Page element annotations
──────

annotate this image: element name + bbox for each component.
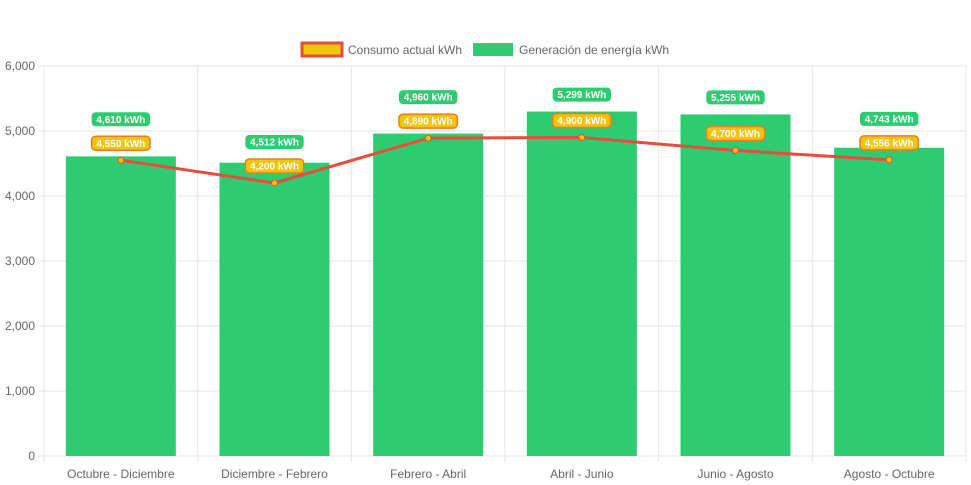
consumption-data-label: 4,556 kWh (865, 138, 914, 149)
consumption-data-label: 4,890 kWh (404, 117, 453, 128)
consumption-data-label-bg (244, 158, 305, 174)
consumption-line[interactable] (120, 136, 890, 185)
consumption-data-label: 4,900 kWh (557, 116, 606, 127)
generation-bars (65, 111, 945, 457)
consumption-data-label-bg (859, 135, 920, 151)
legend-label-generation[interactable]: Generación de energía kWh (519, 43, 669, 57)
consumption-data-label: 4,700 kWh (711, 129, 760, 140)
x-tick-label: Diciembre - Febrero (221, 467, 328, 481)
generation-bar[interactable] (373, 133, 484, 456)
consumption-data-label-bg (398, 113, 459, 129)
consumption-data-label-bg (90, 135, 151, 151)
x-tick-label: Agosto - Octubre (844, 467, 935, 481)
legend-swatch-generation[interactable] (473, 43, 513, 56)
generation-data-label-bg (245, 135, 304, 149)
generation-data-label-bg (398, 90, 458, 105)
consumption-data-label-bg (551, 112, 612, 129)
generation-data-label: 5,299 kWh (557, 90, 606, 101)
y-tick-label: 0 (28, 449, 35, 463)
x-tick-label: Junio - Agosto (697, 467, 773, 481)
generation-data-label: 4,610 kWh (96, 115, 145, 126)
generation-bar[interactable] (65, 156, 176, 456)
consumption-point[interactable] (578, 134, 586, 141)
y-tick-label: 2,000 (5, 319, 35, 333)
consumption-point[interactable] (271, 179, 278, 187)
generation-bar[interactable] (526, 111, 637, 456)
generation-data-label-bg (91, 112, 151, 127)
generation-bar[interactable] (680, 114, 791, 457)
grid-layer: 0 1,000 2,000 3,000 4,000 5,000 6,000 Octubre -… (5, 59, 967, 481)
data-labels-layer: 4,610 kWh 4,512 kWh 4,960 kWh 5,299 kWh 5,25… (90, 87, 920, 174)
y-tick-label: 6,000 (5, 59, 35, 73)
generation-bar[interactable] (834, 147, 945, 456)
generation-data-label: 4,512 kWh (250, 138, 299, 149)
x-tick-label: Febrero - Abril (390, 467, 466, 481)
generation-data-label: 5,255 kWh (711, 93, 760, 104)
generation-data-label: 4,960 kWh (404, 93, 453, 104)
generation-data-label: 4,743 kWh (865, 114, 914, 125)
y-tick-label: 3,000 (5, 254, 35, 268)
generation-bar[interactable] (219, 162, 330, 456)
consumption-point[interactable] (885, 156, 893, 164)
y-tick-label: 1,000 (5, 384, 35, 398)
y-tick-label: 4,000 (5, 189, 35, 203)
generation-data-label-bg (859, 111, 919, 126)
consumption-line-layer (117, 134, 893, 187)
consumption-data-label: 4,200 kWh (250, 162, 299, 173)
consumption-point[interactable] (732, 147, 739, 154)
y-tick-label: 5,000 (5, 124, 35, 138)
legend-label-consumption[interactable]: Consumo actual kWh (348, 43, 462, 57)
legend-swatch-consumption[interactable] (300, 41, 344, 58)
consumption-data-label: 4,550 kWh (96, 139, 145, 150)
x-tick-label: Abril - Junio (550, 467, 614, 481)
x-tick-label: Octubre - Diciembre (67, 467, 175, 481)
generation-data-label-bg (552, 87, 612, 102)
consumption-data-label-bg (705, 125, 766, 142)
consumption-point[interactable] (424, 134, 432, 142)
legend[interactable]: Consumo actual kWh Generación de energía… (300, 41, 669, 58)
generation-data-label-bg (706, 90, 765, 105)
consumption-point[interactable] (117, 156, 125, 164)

──────

§ **Exercise prompt**:
Gather every line from the items above that contains the string "Octubre".

§ **Correct answer**:
x-tick-label: Agosto - Octubre (844, 467, 935, 481)
grid-layer: 0 1,000 2,000 3,000 4,000 5,000 6,000 Octubre -… (5, 59, 967, 481)
x-tick-label: Octubre - Diciembre (67, 467, 175, 481)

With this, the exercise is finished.